------ RECORD EXTRACTS ------

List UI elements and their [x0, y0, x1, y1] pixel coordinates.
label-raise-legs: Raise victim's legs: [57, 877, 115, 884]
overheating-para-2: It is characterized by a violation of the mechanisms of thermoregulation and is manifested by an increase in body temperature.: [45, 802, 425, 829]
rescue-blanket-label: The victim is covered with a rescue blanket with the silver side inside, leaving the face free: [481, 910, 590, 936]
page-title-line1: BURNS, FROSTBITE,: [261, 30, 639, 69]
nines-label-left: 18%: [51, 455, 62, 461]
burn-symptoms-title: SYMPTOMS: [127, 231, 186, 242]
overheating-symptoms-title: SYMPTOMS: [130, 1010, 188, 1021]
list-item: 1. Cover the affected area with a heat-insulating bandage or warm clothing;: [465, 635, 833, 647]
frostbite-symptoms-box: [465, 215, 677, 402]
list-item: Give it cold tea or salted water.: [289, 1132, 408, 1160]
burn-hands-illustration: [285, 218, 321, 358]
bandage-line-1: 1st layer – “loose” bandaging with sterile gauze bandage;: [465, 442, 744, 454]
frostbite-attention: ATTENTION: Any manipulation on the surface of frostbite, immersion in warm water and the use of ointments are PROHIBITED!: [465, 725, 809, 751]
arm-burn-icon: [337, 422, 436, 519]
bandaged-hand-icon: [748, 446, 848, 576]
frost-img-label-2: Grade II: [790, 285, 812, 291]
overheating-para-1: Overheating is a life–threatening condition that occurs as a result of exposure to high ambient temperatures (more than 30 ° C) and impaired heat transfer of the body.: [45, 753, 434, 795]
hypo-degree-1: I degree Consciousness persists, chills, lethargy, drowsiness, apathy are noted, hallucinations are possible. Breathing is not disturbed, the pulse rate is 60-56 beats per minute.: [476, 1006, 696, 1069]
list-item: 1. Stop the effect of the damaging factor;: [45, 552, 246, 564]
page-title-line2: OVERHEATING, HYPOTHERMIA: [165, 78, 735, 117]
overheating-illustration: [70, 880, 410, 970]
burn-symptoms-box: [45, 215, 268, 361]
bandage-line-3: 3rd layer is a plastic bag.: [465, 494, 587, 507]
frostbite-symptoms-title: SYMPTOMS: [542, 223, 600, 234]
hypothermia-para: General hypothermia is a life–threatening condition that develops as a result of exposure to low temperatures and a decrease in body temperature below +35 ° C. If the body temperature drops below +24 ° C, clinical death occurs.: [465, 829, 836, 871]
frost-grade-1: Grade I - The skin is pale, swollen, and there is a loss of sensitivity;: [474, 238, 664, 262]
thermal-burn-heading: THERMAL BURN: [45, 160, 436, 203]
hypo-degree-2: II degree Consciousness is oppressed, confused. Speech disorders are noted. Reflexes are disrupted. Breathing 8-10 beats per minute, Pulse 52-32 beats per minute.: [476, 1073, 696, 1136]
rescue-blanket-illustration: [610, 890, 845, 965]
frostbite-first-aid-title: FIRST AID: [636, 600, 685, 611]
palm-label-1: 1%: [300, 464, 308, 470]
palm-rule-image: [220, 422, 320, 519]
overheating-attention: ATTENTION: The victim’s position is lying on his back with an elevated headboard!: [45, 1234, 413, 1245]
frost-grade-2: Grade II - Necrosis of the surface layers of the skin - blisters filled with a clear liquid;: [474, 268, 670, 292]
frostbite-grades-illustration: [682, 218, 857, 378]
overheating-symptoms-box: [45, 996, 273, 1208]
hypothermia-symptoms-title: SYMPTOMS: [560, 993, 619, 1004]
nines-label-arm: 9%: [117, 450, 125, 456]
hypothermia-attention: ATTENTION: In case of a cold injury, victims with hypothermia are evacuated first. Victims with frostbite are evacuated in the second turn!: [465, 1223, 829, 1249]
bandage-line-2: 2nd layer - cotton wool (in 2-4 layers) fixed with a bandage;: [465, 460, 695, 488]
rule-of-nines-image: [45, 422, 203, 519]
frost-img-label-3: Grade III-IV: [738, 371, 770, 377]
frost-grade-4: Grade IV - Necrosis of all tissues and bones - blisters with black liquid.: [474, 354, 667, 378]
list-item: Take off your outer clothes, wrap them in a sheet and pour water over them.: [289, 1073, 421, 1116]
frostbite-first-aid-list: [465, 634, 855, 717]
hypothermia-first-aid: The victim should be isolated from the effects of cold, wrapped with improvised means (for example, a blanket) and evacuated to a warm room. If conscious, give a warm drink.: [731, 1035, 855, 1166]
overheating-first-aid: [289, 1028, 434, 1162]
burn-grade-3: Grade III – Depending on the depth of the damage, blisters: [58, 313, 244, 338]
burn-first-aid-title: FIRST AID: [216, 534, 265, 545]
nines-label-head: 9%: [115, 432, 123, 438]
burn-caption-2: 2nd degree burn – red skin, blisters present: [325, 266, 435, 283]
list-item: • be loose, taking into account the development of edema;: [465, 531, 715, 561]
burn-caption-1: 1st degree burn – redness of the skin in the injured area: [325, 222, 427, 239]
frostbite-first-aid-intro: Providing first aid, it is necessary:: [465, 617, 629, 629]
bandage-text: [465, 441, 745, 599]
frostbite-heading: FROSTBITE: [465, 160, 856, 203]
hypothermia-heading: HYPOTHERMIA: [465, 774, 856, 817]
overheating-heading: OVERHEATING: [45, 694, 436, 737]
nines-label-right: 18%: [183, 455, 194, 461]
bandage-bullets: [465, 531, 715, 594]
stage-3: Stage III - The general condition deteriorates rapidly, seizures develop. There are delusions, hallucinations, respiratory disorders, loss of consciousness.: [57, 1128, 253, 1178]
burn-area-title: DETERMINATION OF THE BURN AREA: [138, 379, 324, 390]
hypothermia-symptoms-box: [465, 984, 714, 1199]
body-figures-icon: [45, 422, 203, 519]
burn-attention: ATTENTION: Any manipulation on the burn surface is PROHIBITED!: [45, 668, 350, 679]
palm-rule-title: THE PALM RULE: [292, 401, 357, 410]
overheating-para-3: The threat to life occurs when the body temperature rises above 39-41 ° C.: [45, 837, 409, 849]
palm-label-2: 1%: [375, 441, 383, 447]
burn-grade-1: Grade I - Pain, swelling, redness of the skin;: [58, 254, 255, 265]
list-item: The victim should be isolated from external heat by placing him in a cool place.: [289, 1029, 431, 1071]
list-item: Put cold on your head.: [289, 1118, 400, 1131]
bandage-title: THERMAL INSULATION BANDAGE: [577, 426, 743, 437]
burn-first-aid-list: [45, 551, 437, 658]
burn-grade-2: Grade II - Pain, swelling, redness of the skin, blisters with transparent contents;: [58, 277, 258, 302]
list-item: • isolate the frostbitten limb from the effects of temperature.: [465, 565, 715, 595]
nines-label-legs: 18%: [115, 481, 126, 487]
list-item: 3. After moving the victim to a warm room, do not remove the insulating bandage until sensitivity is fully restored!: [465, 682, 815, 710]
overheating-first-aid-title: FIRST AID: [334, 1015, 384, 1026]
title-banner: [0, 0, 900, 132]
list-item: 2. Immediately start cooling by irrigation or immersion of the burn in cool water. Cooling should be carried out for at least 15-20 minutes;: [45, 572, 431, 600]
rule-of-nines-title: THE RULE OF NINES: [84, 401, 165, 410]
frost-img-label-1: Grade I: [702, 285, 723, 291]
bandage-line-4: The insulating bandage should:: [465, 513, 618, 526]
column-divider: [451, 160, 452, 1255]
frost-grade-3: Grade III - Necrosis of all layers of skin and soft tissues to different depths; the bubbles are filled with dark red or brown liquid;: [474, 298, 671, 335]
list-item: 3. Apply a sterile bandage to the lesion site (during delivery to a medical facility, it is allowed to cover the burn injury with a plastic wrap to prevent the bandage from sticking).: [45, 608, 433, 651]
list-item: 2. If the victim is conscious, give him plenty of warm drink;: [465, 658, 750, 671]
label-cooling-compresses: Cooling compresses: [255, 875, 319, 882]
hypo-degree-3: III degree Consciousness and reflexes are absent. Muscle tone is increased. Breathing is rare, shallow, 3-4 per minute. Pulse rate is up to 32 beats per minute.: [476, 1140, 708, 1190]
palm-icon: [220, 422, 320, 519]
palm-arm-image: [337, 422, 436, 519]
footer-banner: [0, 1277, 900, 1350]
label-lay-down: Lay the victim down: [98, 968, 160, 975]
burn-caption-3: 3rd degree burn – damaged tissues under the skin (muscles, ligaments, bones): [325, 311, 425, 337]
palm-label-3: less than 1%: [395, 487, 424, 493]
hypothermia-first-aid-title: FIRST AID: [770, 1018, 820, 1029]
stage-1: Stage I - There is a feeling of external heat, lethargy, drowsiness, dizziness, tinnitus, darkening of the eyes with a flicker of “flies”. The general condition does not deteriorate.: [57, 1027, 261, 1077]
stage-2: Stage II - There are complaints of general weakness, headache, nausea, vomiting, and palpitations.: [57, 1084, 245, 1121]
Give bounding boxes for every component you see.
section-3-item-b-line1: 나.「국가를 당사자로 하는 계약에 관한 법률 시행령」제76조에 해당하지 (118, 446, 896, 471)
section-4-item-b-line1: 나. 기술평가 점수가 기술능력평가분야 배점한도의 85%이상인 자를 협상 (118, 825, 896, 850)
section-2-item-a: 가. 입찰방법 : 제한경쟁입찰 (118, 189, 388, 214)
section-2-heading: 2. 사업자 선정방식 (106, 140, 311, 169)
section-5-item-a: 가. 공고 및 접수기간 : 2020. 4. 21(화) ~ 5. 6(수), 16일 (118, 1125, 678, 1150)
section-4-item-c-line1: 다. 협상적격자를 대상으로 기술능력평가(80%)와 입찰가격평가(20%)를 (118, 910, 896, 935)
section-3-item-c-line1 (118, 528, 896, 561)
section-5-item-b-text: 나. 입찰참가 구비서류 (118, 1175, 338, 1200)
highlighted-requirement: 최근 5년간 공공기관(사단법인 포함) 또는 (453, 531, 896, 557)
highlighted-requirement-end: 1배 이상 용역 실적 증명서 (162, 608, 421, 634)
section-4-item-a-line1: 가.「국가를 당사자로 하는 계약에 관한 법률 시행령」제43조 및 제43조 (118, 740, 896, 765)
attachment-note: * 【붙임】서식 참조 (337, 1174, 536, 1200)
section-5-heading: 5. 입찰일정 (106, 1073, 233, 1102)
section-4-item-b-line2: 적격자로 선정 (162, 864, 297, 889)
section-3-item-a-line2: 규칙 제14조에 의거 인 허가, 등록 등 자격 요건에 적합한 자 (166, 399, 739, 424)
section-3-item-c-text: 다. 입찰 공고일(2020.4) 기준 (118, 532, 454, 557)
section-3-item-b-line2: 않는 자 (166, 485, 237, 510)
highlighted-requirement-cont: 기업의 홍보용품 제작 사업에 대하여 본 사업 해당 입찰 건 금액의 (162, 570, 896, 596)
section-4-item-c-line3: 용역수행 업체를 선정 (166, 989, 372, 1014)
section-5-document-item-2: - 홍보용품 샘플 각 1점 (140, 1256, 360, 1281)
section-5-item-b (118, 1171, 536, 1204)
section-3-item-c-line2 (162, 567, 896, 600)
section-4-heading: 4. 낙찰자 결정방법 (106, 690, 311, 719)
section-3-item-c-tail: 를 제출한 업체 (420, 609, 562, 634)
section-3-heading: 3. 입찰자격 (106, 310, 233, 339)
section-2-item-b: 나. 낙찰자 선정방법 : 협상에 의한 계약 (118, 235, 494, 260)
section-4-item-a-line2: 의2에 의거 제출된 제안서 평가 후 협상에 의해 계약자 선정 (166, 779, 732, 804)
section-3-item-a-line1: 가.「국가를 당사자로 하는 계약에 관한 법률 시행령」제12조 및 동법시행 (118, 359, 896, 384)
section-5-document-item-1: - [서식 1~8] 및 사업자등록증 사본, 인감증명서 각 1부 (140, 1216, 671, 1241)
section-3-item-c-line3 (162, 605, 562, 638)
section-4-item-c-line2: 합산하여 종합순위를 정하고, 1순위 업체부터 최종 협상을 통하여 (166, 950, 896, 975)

------

● **WHAT TO WORK ON**
Report each line of the records above that contains the string "sterile", treating uppercase and lowercase letters as distinct.

● **TASK SOLUTION**
bandage-line-1: 1st layer – “loose” bandaging with sterile gauze bandage;: [465, 442, 744, 454]
list-item: 3. Apply a sterile bandage to the lesion site (during delivery to a medical facility, it is allowed to cover the burn injury with a plastic wrap to prevent the bandage from sticking).: [45, 608, 433, 651]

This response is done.